— BEGIN Selected extract —

No Country for Old Men

In theaters.

The conventional wisdom regarding No Country for Old Men is that it represents a return to greatness for the Coen brothers, a return to the glory of Miller’s Crossing and Fargo. Maybe that’s true, but when I watched it, I didn’t see their fingerprints. I saw Cormac McCarthy’s.

I was introduced to McCarthy’s work during a seminar I took spring term of my senior year of college. I was miserably sick at the time (either a relatively mild case of shingles or a relatively bad case of mono, depending on which doctor you believe—it infuriates me that I don’t have a label to ascribe to two of the worst months of my life), so I stumbled through Child of God and Suttree and Blood Meridian in a weary, queasy fog—an all too appropriate state for those books, which, despite their lyricism, are so nightmarishly grim that they’ll leave you dazed if you aren’t already. Honestly, I don’t consider myself a particularly idealistic person (and god knows I’ve become angrier and more paranoid in the past few years), but if I shared the shockingly cynical, pessimistic worldview McCarthy’s work seems to reflect, I’d end my life.

In any case, watching No Country for Old Men was like reading Blood Meridian. I appreciated its artistry and even enjoyed parts of it in a detachedly intellectual sort of way, but I spent much of the time desperate for it to be over.

Pushing Daisies

Wednesdays at 8 p.m. on ABC. Five episodes into the first season.

One person’s charmingly sweet whimsy is another’s nauseatingly twee kitsch, and I expected Pushing Daisies would be the latter for me. The convoluted premise, the supersaturated Technicolor visuals, the morbid subject matter, the interminably chaste romance—I wasn’t interested. But our Tivo recorded the pilot on its own, and I thought, what the hell, and despite myself, I fell for the extravagantly quirky drama. It has a genuinely warm heart underneath all the baroque eccentricities, and those baroque eccentricities have grown on me, too. If nothing else, Pushing Daisies is truly distinctive: a unique little gem in a landscape of cop shows, melodramatic soaps, tired sitcoms, and reality TV.

— END Selected extract —
— BEGIN Records shown —

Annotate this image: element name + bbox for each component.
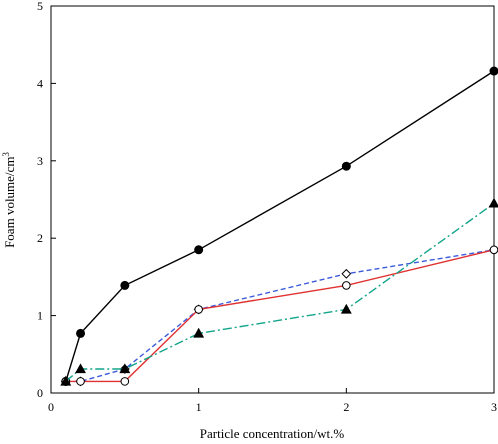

— END Records shown —
— BEGIN Records shown —

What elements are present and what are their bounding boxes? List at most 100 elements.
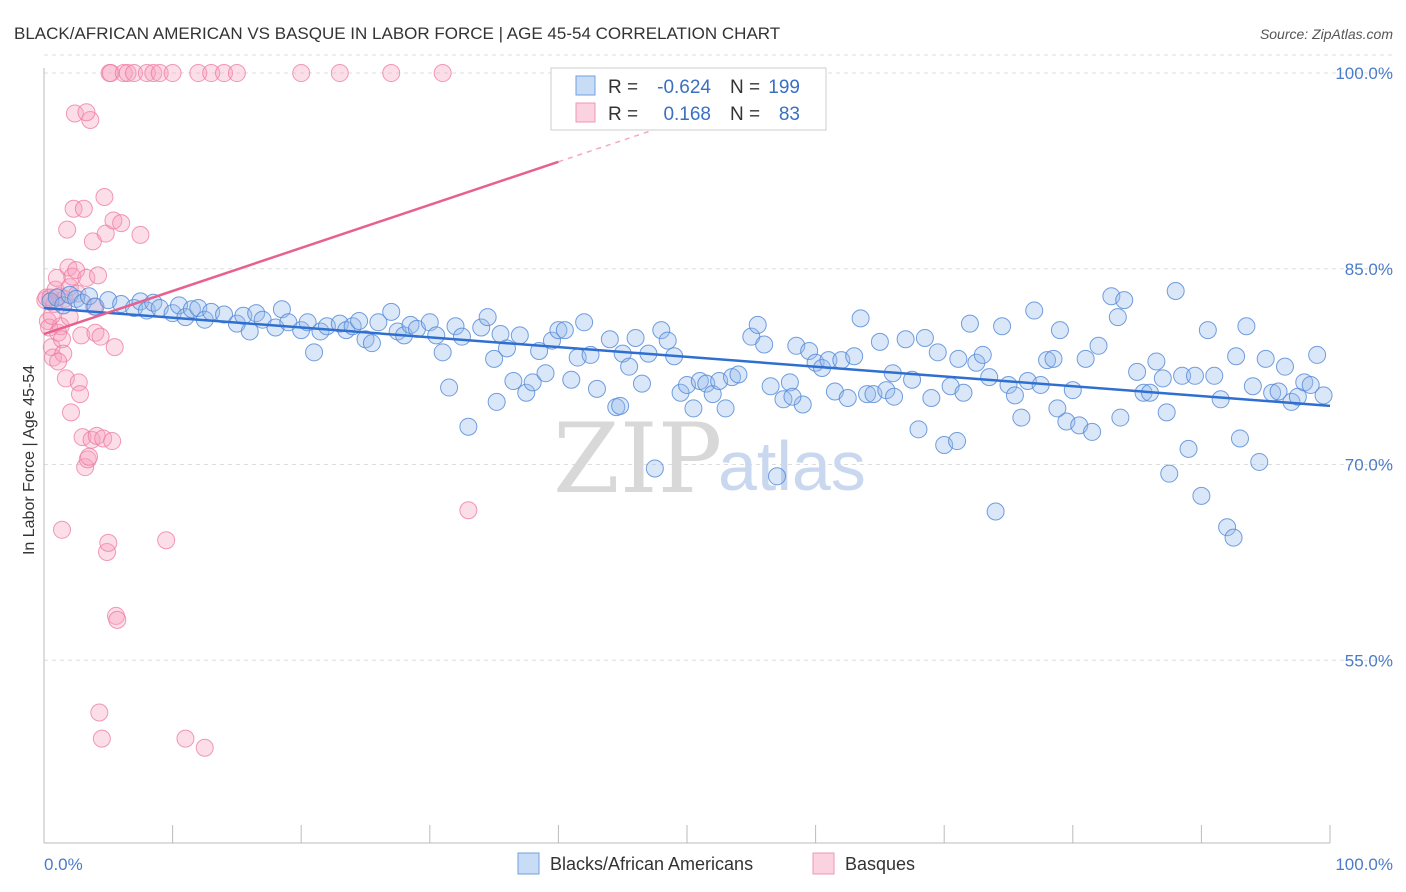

— END Records shown —

Goal: Copy the passage of the reviews starting at "In theaters." and ending at "saw Cormac McCarthy’s.", and switch "Fargo" to "Barton Fink".

Answer for this exercise:
In theaters.

The conventional wisdom regarding No Country for Old Men is that it represents a return to greatness for the Coen brothers, a return to the glory of Miller’s Crossing and Barton Fink. Maybe that’s true, but when I watched it, I didn’t see their fingerprints. I saw Cormac McCarthy’s.